(Stored records)
▶

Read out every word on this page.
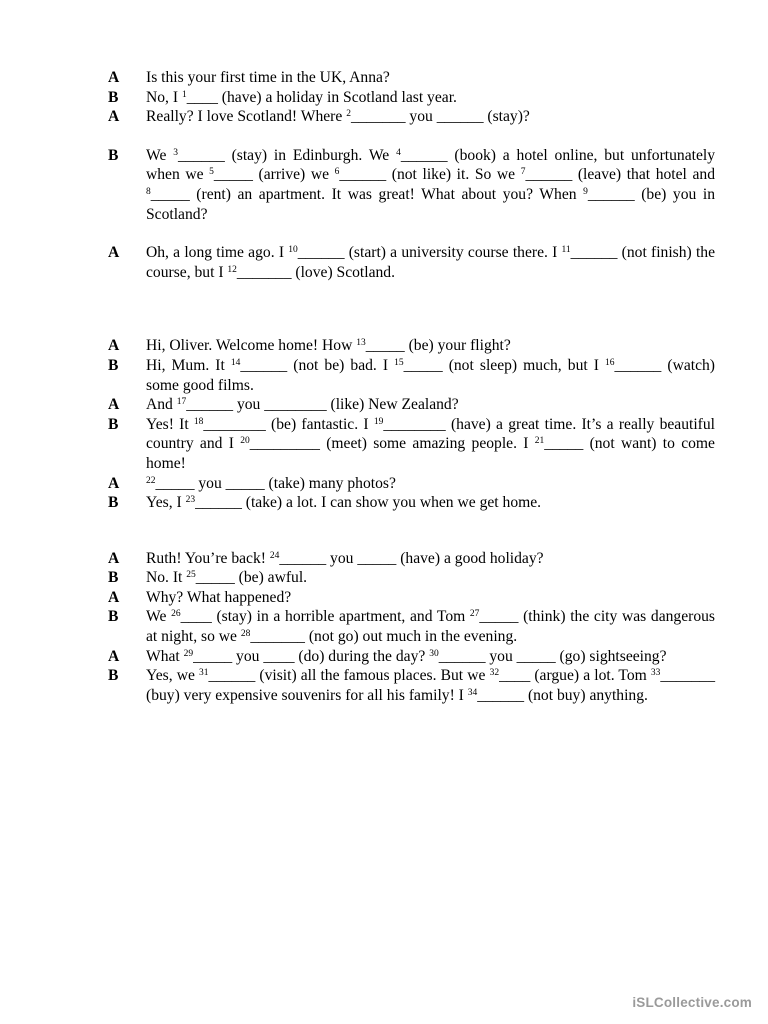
A	Is this your first time in the UK, Anna?
B	No, I $^1$____ (have) a holiday in Scotland last year.
A	Really? I love Scotland! Where $^2$_______ you ______ (stay)?
B	We $^3$______ (stay) in Edinburgh. We $^4$______ (book) a hotel online, but unfortunately when we $^5$_____ (arrive) we $^6$______ (not like) it. So we $^7$______ (leave) that hotel and $^8$_____ (rent) an apartment. It was great! What about you? When $^9$______ (be) you in Scotland?
A	Oh, a long time ago. I $^{10}$______ (start) a university course there. I $^{11}$______ (not finish) the course, but I $^{12}$_______ (love) Scotland.
A	Hi, Oliver. Welcome home! How $^{13}$_____ (be) your flight?
B	Hi, Mum. It $^{14}$______ (not be) bad. I $^{15}$_____ (not sleep) much, but I $^{16}$______ (watch) some good films.
A	And $^{17}$______ you ________ (like) New Zealand?
B	Yes! It $^{18}$________ (be) fantastic. I $^{19}$________ (have) a great time. It’s a really beautiful country and I $^{20}$_________ (meet) some amazing people. I $^{21}$_____ (not want) to come home!
A	$^{22}$_____ you _____ (take) many photos?
B	Yes, I $^{23}$______ (take) a lot. I can show you when we get home.
A	Ruth! You’re back! $^{24}$______ you _____ (have) a good holiday?
B	No. It $^{25}$_____ (be) awful.
A	Why? What happened?
B	We $^{26}$____ (stay) in a horrible apartment, and Tom $^{27}$_____ (think) the city was dangerous at night, so we $^{28}$_______ (not go) out much in the evening.
A	What $^{29}$_____ you ____ (do) during the day? $^{30}$______ you _____ (go) sightseeing?
B	Yes, we $^{31}$______ (visit) all the famous places. But we $^{32}$____ (argue) a lot. Tom $^{33}$_______ (buy) very expensive souvenirs for all his family! I $^{34}$______ (not buy) anything.
iSLCollective.com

◀

DESCRIPTION OF THE TASK: All the records above need to be given again word for word. Skip the pictures.

ANSWER TO THIS EXERCISE:
Read out every word on this page.
A	Is this your first time in the UK, Anna?
B	No, I $^1$____ (have) a holiday in Scotland last year.
A	Really? I love Scotland! Where $^2$_______ you ______ (stay)?
B	We $^3$______ (stay) in Edinburgh. We $^4$______ (book) a hotel online, but unfortunately when we $^5$_____ (arrive) we $^6$______ (not like) it. So we $^7$______ (leave) that hotel and $^8$_____ (rent) an apartment. It was great! What about you? When $^9$______ (be) you in Scotland?
A	Oh, a long time ago. I $^{10}$______ (start) a university course there. I $^{11}$______ (not finish) the course, but I $^{12}$_______ (love) Scotland.
A	Hi, Oliver. Welcome home! How $^{13}$_____ (be) your flight?
B	Hi, Mum. It $^{14}$______ (not be) bad. I $^{15}$_____ (not sleep) much, but I $^{16}$______ (watch) some good films.
A	And $^{17}$______ you ________ (like) New Zealand?
B	Yes! It $^{18}$________ (be) fantastic. I $^{19}$________ (have) a great time. It’s a really beautiful country and I $^{20}$_________ (meet) some amazing people. I $^{21}$_____ (not want) to come home!
A	$^{22}$_____ you _____ (take) many photos?
B	Yes, I $^{23}$______ (take) a lot. I can show you when we get home.
A	Ruth! You’re back! $^{24}$______ you _____ (have) a good holiday?
B	No. It $^{25}$_____ (be) awful.
A	Why? What happened?
B	We $^{26}$____ (stay) in a horrible apartment, and Tom $^{27}$_____ (think) the city was dangerous at night, so we $^{28}$_______ (not go) out much in the evening.
A	What $^{29}$_____ you ____ (do) during the day? $^{30}$______ you _____ (go) sightseeing?
B	Yes, we $^{31}$______ (visit) all the famous places. But we $^{32}$____ (argue) a lot. Tom $^{33}$_______ (buy) very expensive souvenirs for all his family! I $^{34}$______ (not buy) anything.
iSLCollective.com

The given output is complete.